Leaving out all images, write out the records that follow exactly.

+ + + +

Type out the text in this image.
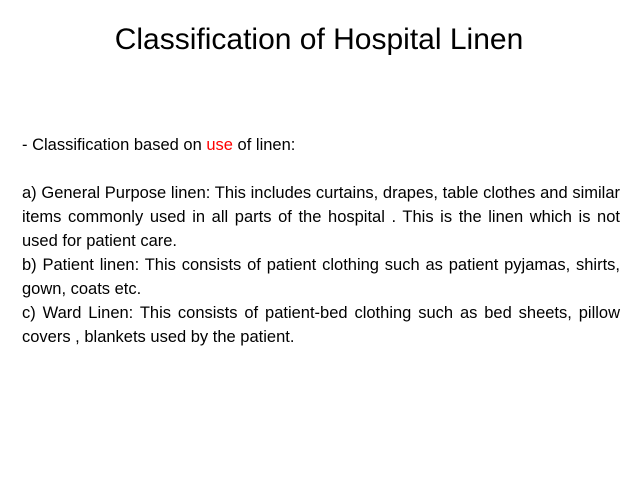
Classification of Hospital Linen

- Classification based on use of linen:

a) General Purpose linen: This includes curtains, drapes, table clothes and similar items commonly used in all parts of the hospital . This is the linen which is not used for patient care.

b) Patient linen: This consists of patient clothing such as patient pyjamas, shirts, gown, coats etc.

c) Ward Linen: This consists of patient-bed clothing such as bed sheets, pillow covers , blankets used by the patient.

+ + + +

Task answer —
Type out the text in this image.
Classification of Hospital Linen

- Classification based on use of linen:

a) General Purpose linen: This includes curtains, drapes, table clothes and similar items commonly used in all parts of the hospital . This is the linen which is not used for patient care.

b) Patient linen: This consists of patient clothing such as patient pyjamas, shirts, gown, coats etc.

c) Ward Linen: This consists of patient-bed clothing such as bed sheets, pillow covers , blankets used by the patient.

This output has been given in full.